Required work: Provide the records once more, identical to the original.

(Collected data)
* * * *
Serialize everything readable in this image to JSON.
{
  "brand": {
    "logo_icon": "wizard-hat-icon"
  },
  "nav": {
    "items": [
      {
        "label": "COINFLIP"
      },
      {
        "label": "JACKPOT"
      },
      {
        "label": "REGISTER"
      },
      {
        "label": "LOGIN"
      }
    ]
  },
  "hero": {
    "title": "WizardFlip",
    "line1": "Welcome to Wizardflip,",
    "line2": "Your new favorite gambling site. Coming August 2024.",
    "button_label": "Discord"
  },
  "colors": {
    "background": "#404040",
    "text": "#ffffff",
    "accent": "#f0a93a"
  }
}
* * * *
Reply to the task:
Serialize everything readable in this image to JSON.
{
  "brand": {
    "logo_icon": "wizard-hat-icon"
  },
  "nav": {
    "items": [
      {
        "label": "COINFLIP"
      },
      {
        "label": "JACKPOT"
      },
      {
        "label": "REGISTER"
      },
      {
        "label": "LOGIN"
      }
    ]
  },
  "hero": {
    "title": "WizardFlip",
    "line1": "Welcome to Wizardflip,",
    "line2": "Your new favorite gambling site. Coming August 2024.",
    "button_label": "Discord"
  },
  "colors": {
    "background": "#404040",
    "text": "#ffffff",
    "accent": "#f0a93a"
  }
}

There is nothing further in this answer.